▶ [SET PROBLEM]: Copy out every line of the records where the string "instructions" occurs.

Figure record extracts
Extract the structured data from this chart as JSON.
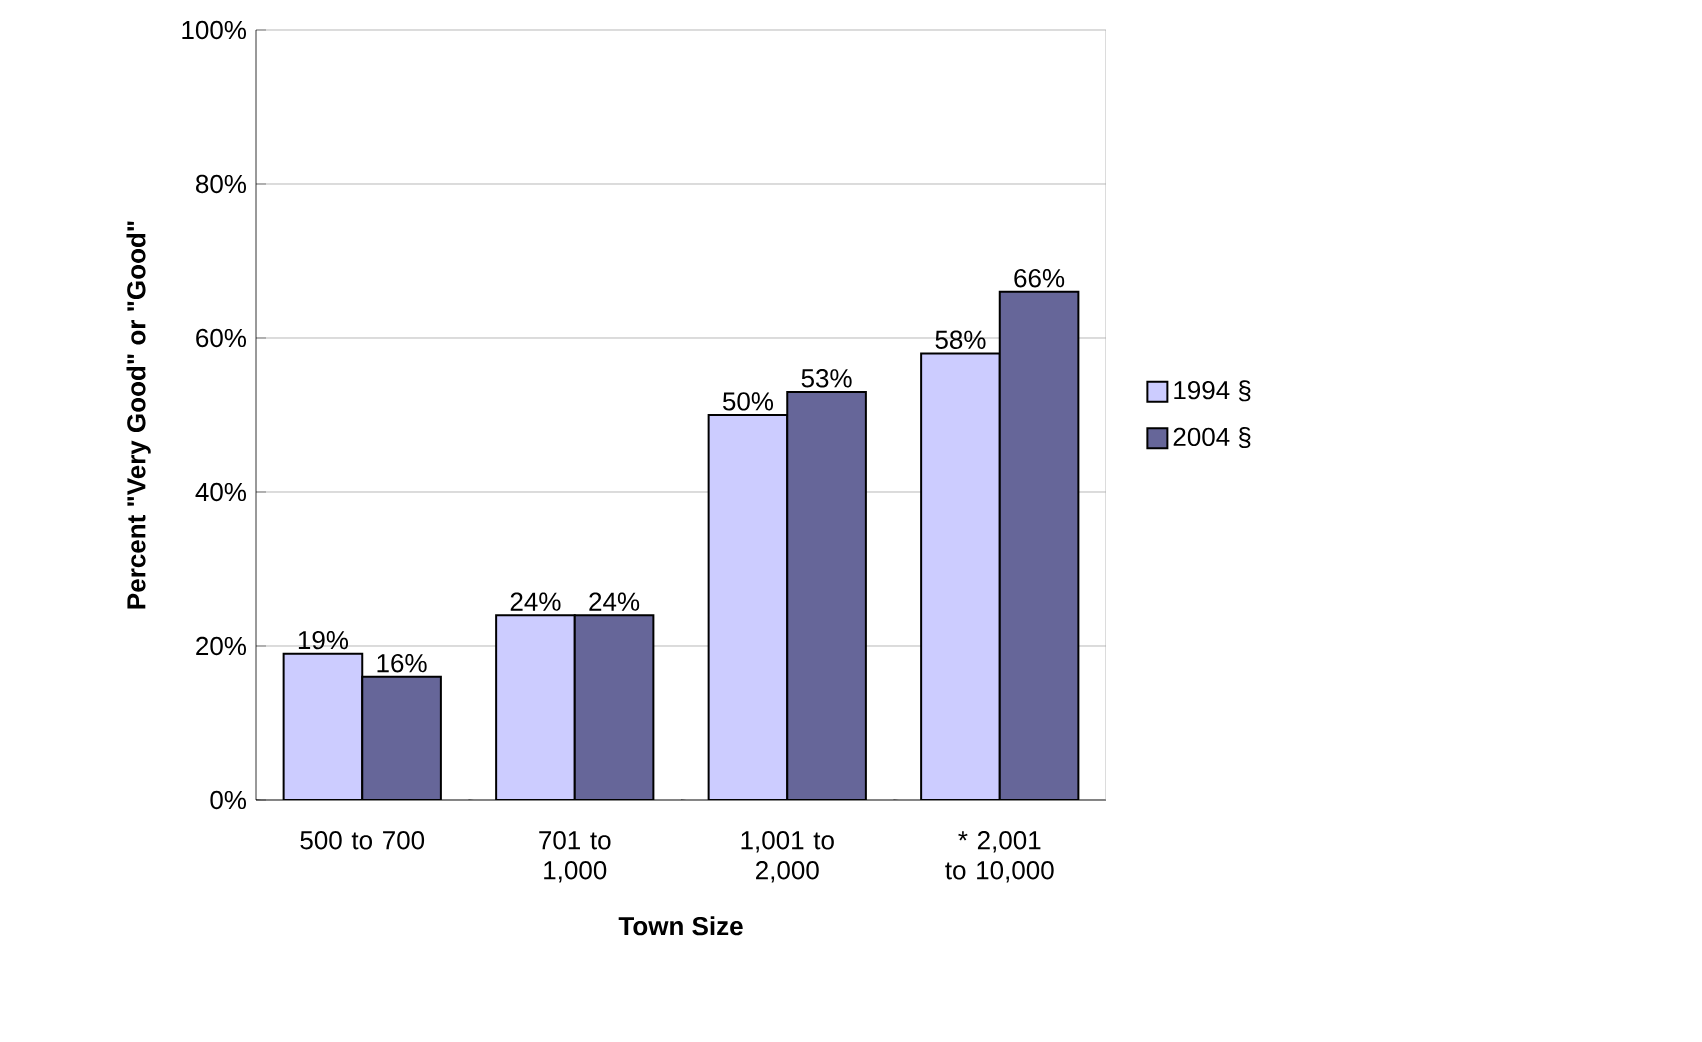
{
  "chart_data": {
    "type": "bar",
    "xlabel": "Town Size",
    "ylabel": "Percent \"Very Good\" or \"Good\"",
    "categories": [
      "500 to 700",
      "701 to 1,000",
      "1,001 to 2,000",
      "* 2,001 to 10,000"
    ],
    "series": [
      {
        "name": "1994 §",
        "color": "#ccccff",
        "values": [
          19,
          24,
          50,
          58
        ],
        "value_labels": [
          "19%",
          "24%",
          "50%",
          "58%"
        ]
      },
      {
        "name": "2004 §",
        "color": "#666699",
        "values": [
          16,
          24,
          53,
          66
        ],
        "value_labels": [
          "16%",
          "24%",
          "53%",
          "66%"
        ]
      }
    ],
    "ylim": [
      0,
      100
    ],
    "yticks": [
      {
        "value": 0,
        "label": "0%"
      },
      {
        "value": 20,
        "label": "20%"
      },
      {
        "value": 40,
        "label": "40%"
      },
      {
        "value": 60,
        "label": "60%"
      },
      {
        "value": 80,
        "label": "80%"
      },
      {
        "value": 100,
        "label": "100%"
      }
    ],
    "grid": "y",
    "legend": "right"
  }
}
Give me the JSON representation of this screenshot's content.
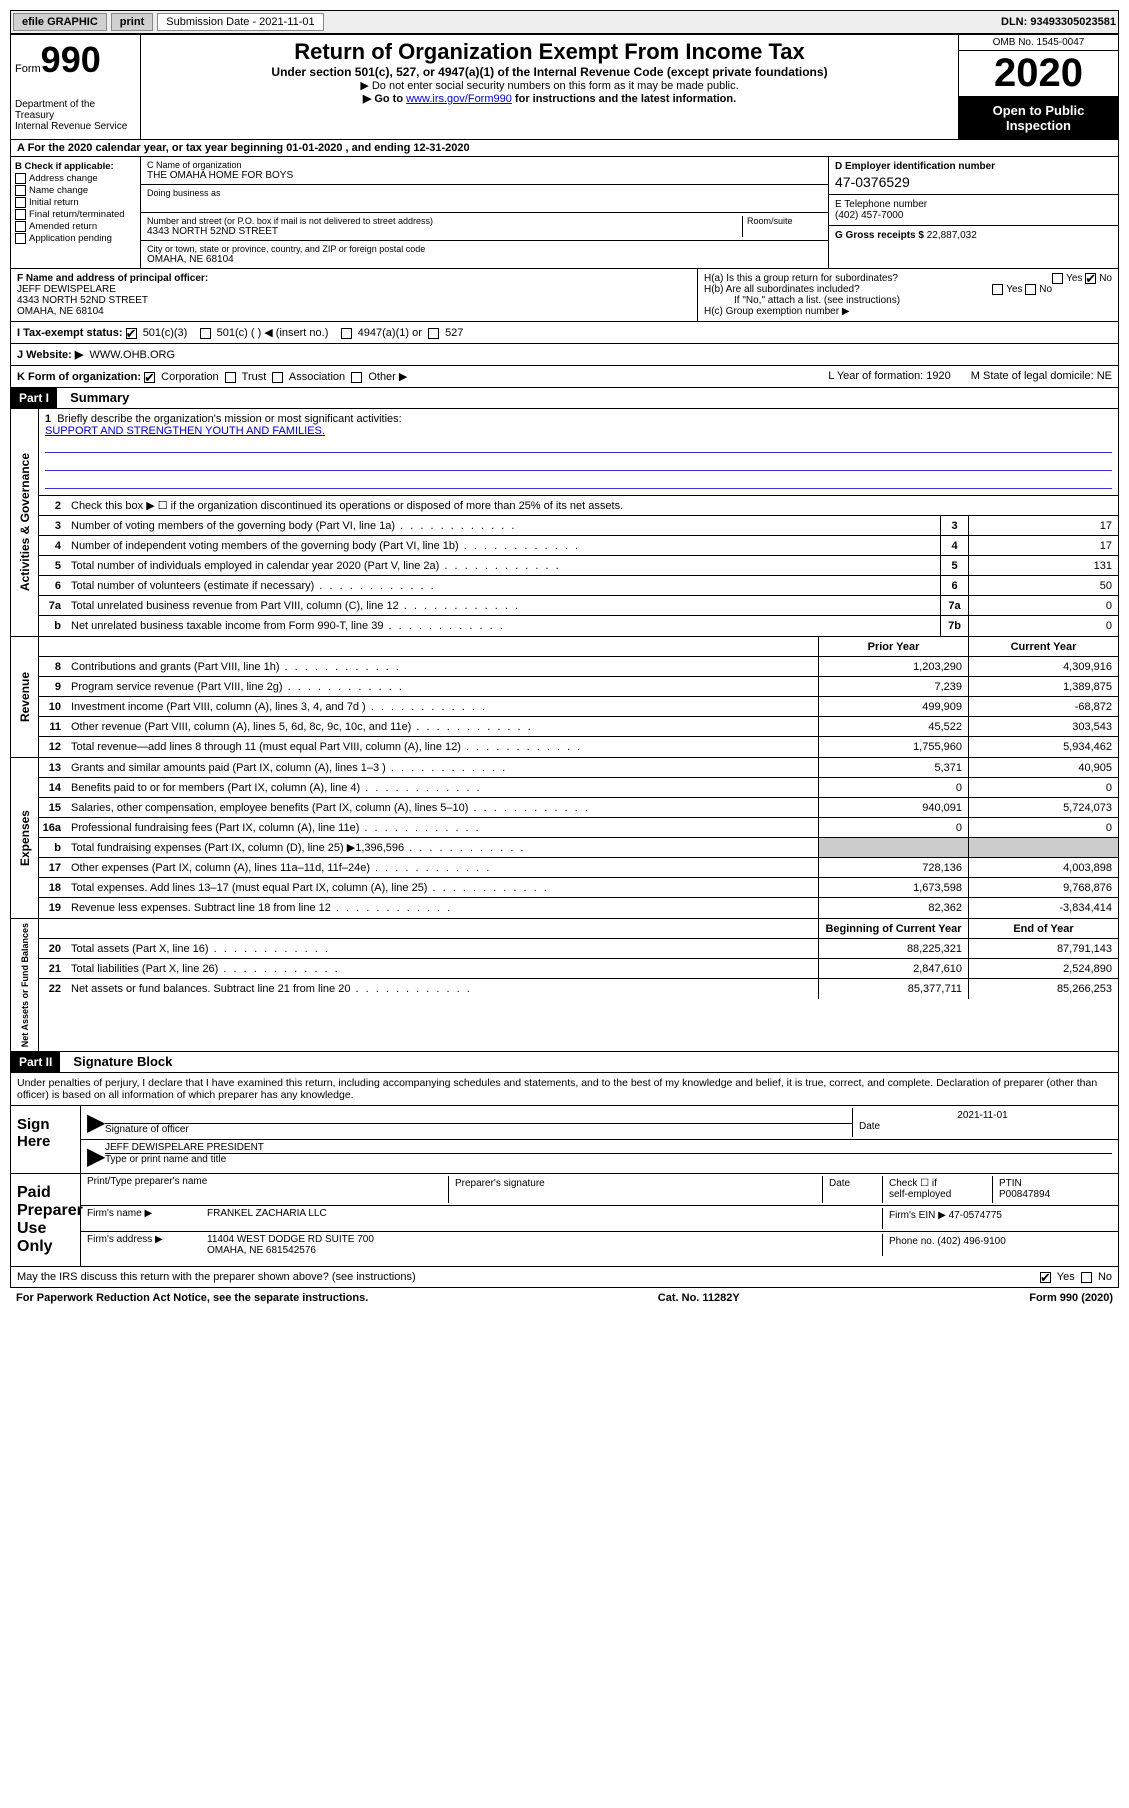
{
  "toolbar": {
    "efile": "efile GRAPHIC",
    "print": "print",
    "subdate_label": "Submission Date - 2021-11-01",
    "dln": "DLN: 93493305023581"
  },
  "header": {
    "form_prefix": "Form",
    "form_num": "990",
    "dept": "Department of the Treasury",
    "irs": "Internal Revenue Service",
    "title": "Return of Organization Exempt From Income Tax",
    "sub1": "Under section 501(c), 527, or 4947(a)(1) of the Internal Revenue Code (except private foundations)",
    "sub2": "▶ Do not enter social security numbers on this form as it may be made public.",
    "sub3a": "▶ Go to ",
    "sub3link": "www.irs.gov/Form990",
    "sub3b": " for instructions and the latest information.",
    "omb": "OMB No. 1545-0047",
    "year": "2020",
    "open": "Open to Public Inspection"
  },
  "rowA": "A For the 2020 calendar year, or tax year beginning 01-01-2020   , and ending 12-31-2020",
  "sectionB": {
    "label": "B Check if applicable:",
    "opts": [
      "Address change",
      "Name change",
      "Initial return",
      "Final return/terminated",
      "Amended return",
      "Application pending"
    ]
  },
  "sectionC": {
    "name_lbl": "C Name of organization",
    "name": "THE OMAHA HOME FOR BOYS",
    "dba_lbl": "Doing business as",
    "addr_lbl": "Number and street (or P.O. box if mail is not delivered to street address)",
    "room_lbl": "Room/suite",
    "addr": "4343 NORTH 52ND STREET",
    "city_lbl": "City or town, state or province, country, and ZIP or foreign postal code",
    "city": "OMAHA, NE  68104"
  },
  "sectionD": {
    "lbl": "D Employer identification number",
    "val": "47-0376529"
  },
  "sectionE": {
    "lbl": "E Telephone number",
    "val": "(402) 457-7000"
  },
  "sectionG": {
    "lbl": "G Gross receipts $",
    "val": "22,887,032"
  },
  "sectionF": {
    "lbl": "F Name and address of principal officer:",
    "name": "JEFF DEWISPELARE",
    "addr1": "4343 NORTH 52ND STREET",
    "addr2": "OMAHA, NE  68104"
  },
  "sectionH": {
    "a": "H(a)  Is this a group return for subordinates?",
    "b": "H(b)  Are all subordinates included?",
    "bnote": "If \"No,\" attach a list. (see instructions)",
    "c": "H(c)  Group exemption number ▶"
  },
  "rowI": {
    "lbl": "I   Tax-exempt status:",
    "o1": "501(c)(3)",
    "o2": "501(c) (   ) ◀ (insert no.)",
    "o3": "4947(a)(1) or",
    "o4": "527"
  },
  "rowJ": {
    "lbl": "J   Website: ▶",
    "val": "WWW.OHB.ORG"
  },
  "rowK": {
    "lbl": "K Form of organization:",
    "o1": "Corporation",
    "o2": "Trust",
    "o3": "Association",
    "o4": "Other ▶",
    "L": "L Year of formation: 1920",
    "M": "M State of legal domicile: NE"
  },
  "part1": {
    "hdr": "Part I",
    "title": "Summary",
    "q1": "Briefly describe the organization's mission or most significant activities:",
    "mission": "SUPPORT AND STRENGTHEN YOUTH AND FAMILIES.",
    "q2": "Check this box ▶ ☐  if the organization discontinued its operations or disposed of more than 25% of its net assets.",
    "lines_gov": [
      {
        "n": "3",
        "d": "Number of voting members of the governing body (Part VI, line 1a)",
        "b": "3",
        "v": "17"
      },
      {
        "n": "4",
        "d": "Number of independent voting members of the governing body (Part VI, line 1b)",
        "b": "4",
        "v": "17"
      },
      {
        "n": "5",
        "d": "Total number of individuals employed in calendar year 2020 (Part V, line 2a)",
        "b": "5",
        "v": "131"
      },
      {
        "n": "6",
        "d": "Total number of volunteers (estimate if necessary)",
        "b": "6",
        "v": "50"
      },
      {
        "n": "7a",
        "d": "Total unrelated business revenue from Part VIII, column (C), line 12",
        "b": "7a",
        "v": "0"
      },
      {
        "n": "b",
        "d": "Net unrelated business taxable income from Form 990-T, line 39",
        "b": "7b",
        "v": "0"
      }
    ],
    "col_prior": "Prior Year",
    "col_current": "Current Year",
    "lines_rev": [
      {
        "n": "8",
        "d": "Contributions and grants (Part VIII, line 1h)",
        "p": "1,203,290",
        "c": "4,309,916"
      },
      {
        "n": "9",
        "d": "Program service revenue (Part VIII, line 2g)",
        "p": "7,239",
        "c": "1,389,875"
      },
      {
        "n": "10",
        "d": "Investment income (Part VIII, column (A), lines 3, 4, and 7d )",
        "p": "499,909",
        "c": "-68,872"
      },
      {
        "n": "11",
        "d": "Other revenue (Part VIII, column (A), lines 5, 6d, 8c, 9c, 10c, and 11e)",
        "p": "45,522",
        "c": "303,543"
      },
      {
        "n": "12",
        "d": "Total revenue—add lines 8 through 11 (must equal Part VIII, column (A), line 12)",
        "p": "1,755,960",
        "c": "5,934,462"
      }
    ],
    "lines_exp": [
      {
        "n": "13",
        "d": "Grants and similar amounts paid (Part IX, column (A), lines 1–3 )",
        "p": "5,371",
        "c": "40,905"
      },
      {
        "n": "14",
        "d": "Benefits paid to or for members (Part IX, column (A), line 4)",
        "p": "0",
        "c": "0"
      },
      {
        "n": "15",
        "d": "Salaries, other compensation, employee benefits (Part IX, column (A), lines 5–10)",
        "p": "940,091",
        "c": "5,724,073"
      },
      {
        "n": "16a",
        "d": "Professional fundraising fees (Part IX, column (A), line 11e)",
        "p": "0",
        "c": "0"
      },
      {
        "n": "b",
        "d": "Total fundraising expenses (Part IX, column (D), line 25) ▶1,396,596",
        "p": "",
        "c": "",
        "shade": true
      },
      {
        "n": "17",
        "d": "Other expenses (Part IX, column (A), lines 11a–11d, 11f–24e)",
        "p": "728,136",
        "c": "4,003,898"
      },
      {
        "n": "18",
        "d": "Total expenses. Add lines 13–17 (must equal Part IX, column (A), line 25)",
        "p": "1,673,598",
        "c": "9,768,876"
      },
      {
        "n": "19",
        "d": "Revenue less expenses. Subtract line 18 from line 12",
        "p": "82,362",
        "c": "-3,834,414"
      }
    ],
    "col_beg": "Beginning of Current Year",
    "col_end": "End of Year",
    "lines_net": [
      {
        "n": "20",
        "d": "Total assets (Part X, line 16)",
        "p": "88,225,321",
        "c": "87,791,143"
      },
      {
        "n": "21",
        "d": "Total liabilities (Part X, line 26)",
        "p": "2,847,610",
        "c": "2,524,890"
      },
      {
        "n": "22",
        "d": "Net assets or fund balances. Subtract line 21 from line 20",
        "p": "85,377,711",
        "c": "85,266,253"
      }
    ],
    "side_gov": "Activities & Governance",
    "side_rev": "Revenue",
    "side_exp": "Expenses",
    "side_net": "Net Assets or Fund Balances"
  },
  "part2": {
    "hdr": "Part II",
    "title": "Signature Block",
    "perjury": "Under penalties of perjury, I declare that I have examined this return, including accompanying schedules and statements, and to the best of my knowledge and belief, it is true, correct, and complete. Declaration of preparer (other than officer) is based on all information of which preparer has any knowledge."
  },
  "sign": {
    "here": "Sign Here",
    "sig_lbl": "Signature of officer",
    "date_lbl": "Date",
    "date": "2021-11-01",
    "name": "JEFF DEWISPELARE PRESIDENT",
    "name_lbl": "Type or print name and title"
  },
  "paid": {
    "lbl": "Paid Preparer Use Only",
    "h1": "Print/Type preparer's name",
    "h2": "Preparer's signature",
    "h3": "Date",
    "h4a": "Check ☐ if",
    "h4b": "self-employed",
    "h5a": "PTIN",
    "h5b": "P00847894",
    "firm_lbl": "Firm's name    ▶",
    "firm": "FRANKEL ZACHARIA LLC",
    "ein_lbl": "Firm's EIN ▶",
    "ein": "47-0574775",
    "addr_lbl": "Firm's address ▶",
    "addr1": "11404 WEST DODGE RD SUITE 700",
    "addr2": "OMAHA, NE  681542576",
    "phone_lbl": "Phone no.",
    "phone": "(402) 496-9100"
  },
  "discuss": "May the IRS discuss this return with the preparer shown above? (see instructions)",
  "footer": {
    "l": "For Paperwork Reduction Act Notice, see the separate instructions.",
    "c": "Cat. No. 11282Y",
    "r": "Form 990 (2020)"
  },
  "yn": {
    "yes": "Yes",
    "no": "No"
  }
}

▶ [EXERCISE ANSWER]:
    "sub3b": " for instructions and the latest information.",
    "bnote": "If \"No,\" attach a list. (see instructions)",
  "discuss": "May the IRS discuss this return with the preparer shown above? (see instructions)",
    "l": "For Paperwork Reduction Act Notice, see the separate instructions.",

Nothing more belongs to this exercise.